→ **Work instructions**:
Copy these entries line for line without changing anything.
--- Start of Dataset extract ---
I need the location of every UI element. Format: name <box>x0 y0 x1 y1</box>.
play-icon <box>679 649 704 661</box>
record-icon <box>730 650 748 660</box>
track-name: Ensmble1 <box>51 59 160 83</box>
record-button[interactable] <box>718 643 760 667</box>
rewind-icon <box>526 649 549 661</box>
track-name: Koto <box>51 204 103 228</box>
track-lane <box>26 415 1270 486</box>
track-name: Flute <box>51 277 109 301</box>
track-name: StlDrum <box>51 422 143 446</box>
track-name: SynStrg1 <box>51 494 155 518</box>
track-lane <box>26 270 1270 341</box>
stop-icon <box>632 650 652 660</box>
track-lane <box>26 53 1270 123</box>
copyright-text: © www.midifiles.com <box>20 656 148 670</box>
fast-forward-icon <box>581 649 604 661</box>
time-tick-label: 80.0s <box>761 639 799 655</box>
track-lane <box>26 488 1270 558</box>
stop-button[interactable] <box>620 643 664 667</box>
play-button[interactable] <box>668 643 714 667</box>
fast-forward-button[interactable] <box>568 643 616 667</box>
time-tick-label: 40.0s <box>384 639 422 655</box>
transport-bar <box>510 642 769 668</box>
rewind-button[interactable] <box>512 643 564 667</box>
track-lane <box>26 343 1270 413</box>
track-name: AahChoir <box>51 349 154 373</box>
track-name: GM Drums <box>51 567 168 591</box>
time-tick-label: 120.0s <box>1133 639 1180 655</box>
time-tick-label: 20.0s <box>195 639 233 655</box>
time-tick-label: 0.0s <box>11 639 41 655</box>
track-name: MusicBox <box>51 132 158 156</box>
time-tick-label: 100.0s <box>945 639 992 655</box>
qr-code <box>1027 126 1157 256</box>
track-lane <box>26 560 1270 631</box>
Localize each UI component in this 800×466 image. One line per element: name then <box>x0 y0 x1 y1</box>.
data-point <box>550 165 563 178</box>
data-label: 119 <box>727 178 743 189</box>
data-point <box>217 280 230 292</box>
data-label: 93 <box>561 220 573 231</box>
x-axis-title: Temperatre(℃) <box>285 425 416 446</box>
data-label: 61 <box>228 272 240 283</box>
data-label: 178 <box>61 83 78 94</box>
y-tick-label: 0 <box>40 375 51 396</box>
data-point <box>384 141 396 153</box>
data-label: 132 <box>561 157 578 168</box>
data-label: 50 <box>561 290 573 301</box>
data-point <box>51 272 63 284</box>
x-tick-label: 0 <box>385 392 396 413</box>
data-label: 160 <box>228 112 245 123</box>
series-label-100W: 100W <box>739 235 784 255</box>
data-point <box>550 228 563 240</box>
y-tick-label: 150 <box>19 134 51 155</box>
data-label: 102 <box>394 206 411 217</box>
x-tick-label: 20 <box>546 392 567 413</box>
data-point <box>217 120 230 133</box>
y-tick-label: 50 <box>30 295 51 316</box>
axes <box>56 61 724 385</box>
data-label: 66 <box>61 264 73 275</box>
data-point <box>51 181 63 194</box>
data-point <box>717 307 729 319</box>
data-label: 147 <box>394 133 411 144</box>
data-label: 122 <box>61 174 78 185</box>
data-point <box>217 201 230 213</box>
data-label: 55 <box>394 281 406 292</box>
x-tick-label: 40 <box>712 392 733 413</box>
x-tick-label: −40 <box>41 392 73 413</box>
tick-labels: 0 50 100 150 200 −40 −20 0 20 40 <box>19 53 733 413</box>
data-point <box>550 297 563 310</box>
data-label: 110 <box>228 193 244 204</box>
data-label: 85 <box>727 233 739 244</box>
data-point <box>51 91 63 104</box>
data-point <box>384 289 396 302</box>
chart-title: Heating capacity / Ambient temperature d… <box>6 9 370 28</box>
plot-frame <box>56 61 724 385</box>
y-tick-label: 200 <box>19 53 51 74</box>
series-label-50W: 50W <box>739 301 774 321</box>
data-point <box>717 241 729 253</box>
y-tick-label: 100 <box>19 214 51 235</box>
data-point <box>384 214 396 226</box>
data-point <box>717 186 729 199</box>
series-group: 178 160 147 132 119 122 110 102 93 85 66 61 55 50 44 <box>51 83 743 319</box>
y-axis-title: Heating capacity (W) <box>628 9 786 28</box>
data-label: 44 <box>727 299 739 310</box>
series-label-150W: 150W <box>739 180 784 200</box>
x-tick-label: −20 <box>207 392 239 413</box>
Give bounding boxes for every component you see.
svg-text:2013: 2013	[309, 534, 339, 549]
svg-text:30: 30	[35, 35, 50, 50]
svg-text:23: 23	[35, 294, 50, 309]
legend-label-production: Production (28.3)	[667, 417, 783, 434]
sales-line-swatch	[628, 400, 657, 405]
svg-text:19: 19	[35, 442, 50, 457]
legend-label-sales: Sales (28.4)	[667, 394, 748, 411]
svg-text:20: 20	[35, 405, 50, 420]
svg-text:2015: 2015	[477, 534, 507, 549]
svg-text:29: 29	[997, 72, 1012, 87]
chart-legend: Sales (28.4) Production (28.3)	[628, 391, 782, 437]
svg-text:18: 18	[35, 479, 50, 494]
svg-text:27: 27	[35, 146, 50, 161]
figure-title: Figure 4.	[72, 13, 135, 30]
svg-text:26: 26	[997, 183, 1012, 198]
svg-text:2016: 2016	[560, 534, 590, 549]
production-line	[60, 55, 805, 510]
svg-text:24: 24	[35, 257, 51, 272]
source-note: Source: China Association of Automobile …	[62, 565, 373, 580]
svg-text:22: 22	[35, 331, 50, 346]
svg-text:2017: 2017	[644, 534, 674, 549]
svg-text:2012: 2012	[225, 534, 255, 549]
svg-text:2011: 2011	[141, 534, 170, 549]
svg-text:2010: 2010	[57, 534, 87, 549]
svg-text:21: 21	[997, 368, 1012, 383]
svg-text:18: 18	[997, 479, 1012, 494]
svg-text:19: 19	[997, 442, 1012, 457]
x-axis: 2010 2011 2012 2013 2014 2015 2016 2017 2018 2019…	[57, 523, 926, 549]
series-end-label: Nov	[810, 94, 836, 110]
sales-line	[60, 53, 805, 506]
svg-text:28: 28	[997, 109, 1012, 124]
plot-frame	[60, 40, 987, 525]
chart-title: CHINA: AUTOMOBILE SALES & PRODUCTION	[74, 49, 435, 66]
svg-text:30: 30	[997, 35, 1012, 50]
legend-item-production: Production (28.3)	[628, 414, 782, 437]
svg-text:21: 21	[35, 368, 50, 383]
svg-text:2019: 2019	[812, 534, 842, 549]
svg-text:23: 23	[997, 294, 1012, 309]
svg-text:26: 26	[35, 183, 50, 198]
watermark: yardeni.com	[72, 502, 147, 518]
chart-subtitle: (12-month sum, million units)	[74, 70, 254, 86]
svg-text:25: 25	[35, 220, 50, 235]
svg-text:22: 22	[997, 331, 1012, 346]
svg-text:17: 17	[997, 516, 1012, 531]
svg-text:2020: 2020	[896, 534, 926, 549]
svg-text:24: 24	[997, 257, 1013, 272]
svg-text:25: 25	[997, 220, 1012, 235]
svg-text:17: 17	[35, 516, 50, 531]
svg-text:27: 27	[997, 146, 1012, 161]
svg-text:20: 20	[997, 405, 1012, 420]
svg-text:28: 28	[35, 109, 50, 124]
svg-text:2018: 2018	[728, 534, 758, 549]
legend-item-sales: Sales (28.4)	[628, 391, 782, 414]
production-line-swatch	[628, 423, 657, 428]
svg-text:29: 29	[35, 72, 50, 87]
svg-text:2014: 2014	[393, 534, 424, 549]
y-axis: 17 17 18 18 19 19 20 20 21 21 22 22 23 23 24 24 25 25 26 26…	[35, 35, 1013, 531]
--- End of Dataset extract ---
→ **Finished task**:
I need the location of every UI element. Format: name <box>x0 y0 x1 y1</box>.
play-icon <box>679 649 704 661</box>
record-icon <box>730 650 748 660</box>
track-name: Ensmble1 <box>51 59 160 83</box>
record-button[interactable] <box>718 643 760 667</box>
rewind-icon <box>526 649 549 661</box>
track-name: Koto <box>51 204 103 228</box>
track-lane <box>26 415 1270 486</box>
track-name: Flute <box>51 277 109 301</box>
track-name: StlDrum <box>51 422 143 446</box>
track-name: SynStrg1 <box>51 494 155 518</box>
track-lane <box>26 270 1270 341</box>
stop-icon <box>632 650 652 660</box>
track-lane <box>26 53 1270 123</box>
copyright-text: © www.midifiles.com <box>20 656 148 670</box>
fast-forward-icon <box>581 649 604 661</box>
time-tick-label: 80.0s <box>761 639 799 655</box>
track-lane <box>26 488 1270 558</box>
stop-button[interactable] <box>620 643 664 667</box>
play-button[interactable] <box>668 643 714 667</box>
fast-forward-button[interactable] <box>568 643 616 667</box>
time-tick-label: 40.0s <box>384 639 422 655</box>
transport-bar <box>510 642 769 668</box>
rewind-button[interactable] <box>512 643 564 667</box>
track-lane <box>26 343 1270 413</box>
track-name: AahChoir <box>51 349 154 373</box>
track-name: GM Drums <box>51 567 168 591</box>
time-tick-label: 120.0s <box>1133 639 1180 655</box>
time-tick-label: 20.0s <box>195 639 233 655</box>
time-tick-label: 0.0s <box>11 639 41 655</box>
track-name: MusicBox <box>51 132 158 156</box>
time-tick-label: 100.0s <box>945 639 992 655</box>
qr-code <box>1027 126 1157 256</box>
track-lane <box>26 560 1270 631</box>
Localize each UI component in this 800×466 image. One line per element: name then <box>x0 y0 x1 y1</box>.
data-point <box>550 165 563 178</box>
data-label: 119 <box>727 178 743 189</box>
data-point <box>217 280 230 292</box>
data-label: 93 <box>561 220 573 231</box>
x-axis-title: Temperatre(℃) <box>285 425 416 446</box>
data-label: 61 <box>228 272 240 283</box>
data-label: 178 <box>61 83 78 94</box>
y-tick-label: 0 <box>40 375 51 396</box>
data-point <box>384 141 396 153</box>
data-label: 132 <box>561 157 578 168</box>
data-label: 50 <box>561 290 573 301</box>
data-point <box>51 272 63 284</box>
x-tick-label: 0 <box>385 392 396 413</box>
data-label: 160 <box>228 112 245 123</box>
series-label-100W: 100W <box>739 235 784 255</box>
data-point <box>550 228 563 240</box>
y-tick-label: 150 <box>19 134 51 155</box>
data-label: 102 <box>394 206 411 217</box>
x-tick-label: 20 <box>546 392 567 413</box>
data-point <box>217 120 230 133</box>
y-tick-label: 50 <box>30 295 51 316</box>
axes <box>56 61 724 385</box>
data-label: 66 <box>61 264 73 275</box>
data-point <box>51 181 63 194</box>
data-point <box>717 307 729 319</box>
data-label: 147 <box>394 133 411 144</box>
data-label: 122 <box>61 174 78 185</box>
data-point <box>217 201 230 213</box>
data-label: 55 <box>394 281 406 292</box>
x-tick-label: 40 <box>712 392 733 413</box>
x-tick-label: −40 <box>41 392 73 413</box>
tick-labels: 0 50 100 150 200 −40 −20 0 20 40 <box>19 53 733 413</box>
data-point <box>550 297 563 310</box>
data-label: 110 <box>228 193 244 204</box>
data-label: 85 <box>727 233 739 244</box>
data-point <box>51 91 63 104</box>
data-point <box>384 289 396 302</box>
chart-title: Heating capacity / Ambient temperature d… <box>6 9 370 28</box>
plot-frame <box>56 61 724 385</box>
y-tick-label: 200 <box>19 53 51 74</box>
series-label-50W: 50W <box>739 301 774 321</box>
data-point <box>717 241 729 253</box>
y-tick-label: 100 <box>19 214 51 235</box>
data-point <box>384 214 396 226</box>
data-point <box>717 186 729 199</box>
series-group: 178 160 147 132 119 122 110 102 93 85 66 61 55 50 44 <box>51 83 743 319</box>
y-axis-title: Heating capacity (W) <box>628 9 786 28</box>
data-label: 44 <box>727 299 739 310</box>
series-label-150W: 150W <box>739 180 784 200</box>
x-tick-label: −20 <box>207 392 239 413</box>
Give bounding boxes for every component you see.
svg-text:2013: 2013	[309, 534, 339, 549]
svg-text:30: 30	[35, 35, 50, 50]
svg-text:23: 23	[35, 294, 50, 309]
legend-label-production: Production (28.3)	[667, 417, 783, 434]
sales-line-swatch	[628, 400, 657, 405]
svg-text:19: 19	[35, 442, 50, 457]
legend-label-sales: Sales (28.4)	[667, 394, 748, 411]
svg-text:20: 20	[35, 405, 50, 420]
svg-text:2015: 2015	[477, 534, 507, 549]
svg-text:29: 29	[997, 72, 1012, 87]
chart-legend: Sales (28.4) Production (28.3)	[628, 391, 782, 437]
svg-text:18: 18	[35, 479, 50, 494]
svg-text:27: 27	[35, 146, 50, 161]
figure-title: Figure 4.	[72, 13, 135, 30]
svg-text:26: 26	[997, 183, 1012, 198]
svg-text:2016: 2016	[560, 534, 590, 549]
production-line	[60, 55, 805, 510]
svg-text:24: 24	[35, 257, 51, 272]
source-note: Source: China Association of Automobile …	[62, 565, 373, 580]
svg-text:22: 22	[35, 331, 50, 346]
svg-text:2017: 2017	[644, 534, 674, 549]
svg-text:2012: 2012	[225, 534, 255, 549]
svg-text:2011: 2011	[141, 534, 170, 549]
svg-text:2010: 2010	[57, 534, 87, 549]
svg-text:21: 21	[997, 368, 1012, 383]
svg-text:18: 18	[997, 479, 1012, 494]
svg-text:19: 19	[997, 442, 1012, 457]
x-axis: 2010 2011 2012 2013 2014 2015 2016 2017 2018 2019…	[57, 523, 926, 549]
series-end-label: Nov	[810, 94, 836, 110]
sales-line	[60, 53, 805, 506]
svg-text:28: 28	[997, 109, 1012, 124]
plot-frame	[60, 40, 987, 525]
chart-title: CHINA: AUTOMOBILE SALES & PRODUCTION	[74, 49, 435, 66]
svg-text:30: 30	[997, 35, 1012, 50]
legend-item-production: Production (28.3)	[628, 414, 782, 437]
svg-text:21: 21	[35, 368, 50, 383]
svg-text:2019: 2019	[812, 534, 842, 549]
svg-text:23: 23	[997, 294, 1012, 309]
svg-text:26: 26	[35, 183, 50, 198]
watermark: yardeni.com	[72, 502, 147, 518]
chart-subtitle: (12-month sum, million units)	[74, 70, 254, 86]
svg-text:25: 25	[35, 220, 50, 235]
svg-text:22: 22	[997, 331, 1012, 346]
svg-text:17: 17	[997, 516, 1012, 531]
svg-text:2020: 2020	[896, 534, 926, 549]
svg-text:24: 24	[997, 257, 1013, 272]
svg-text:25: 25	[997, 220, 1012, 235]
svg-text:17: 17	[35, 516, 50, 531]
svg-text:27: 27	[997, 146, 1012, 161]
svg-text:20: 20	[997, 405, 1012, 420]
svg-text:28: 28	[35, 109, 50, 124]
svg-text:2018: 2018	[728, 534, 758, 549]
legend-item-sales: Sales (28.4)	[628, 391, 782, 414]
production-line-swatch	[628, 423, 657, 428]
svg-text:29: 29	[35, 72, 50, 87]
svg-text:2014: 2014	[393, 534, 424, 549]
y-axis: 17 17 18 18 19 19 20 20 21 21 22 22 23 23 24 24 25 25 26 26…	[35, 35, 1013, 531]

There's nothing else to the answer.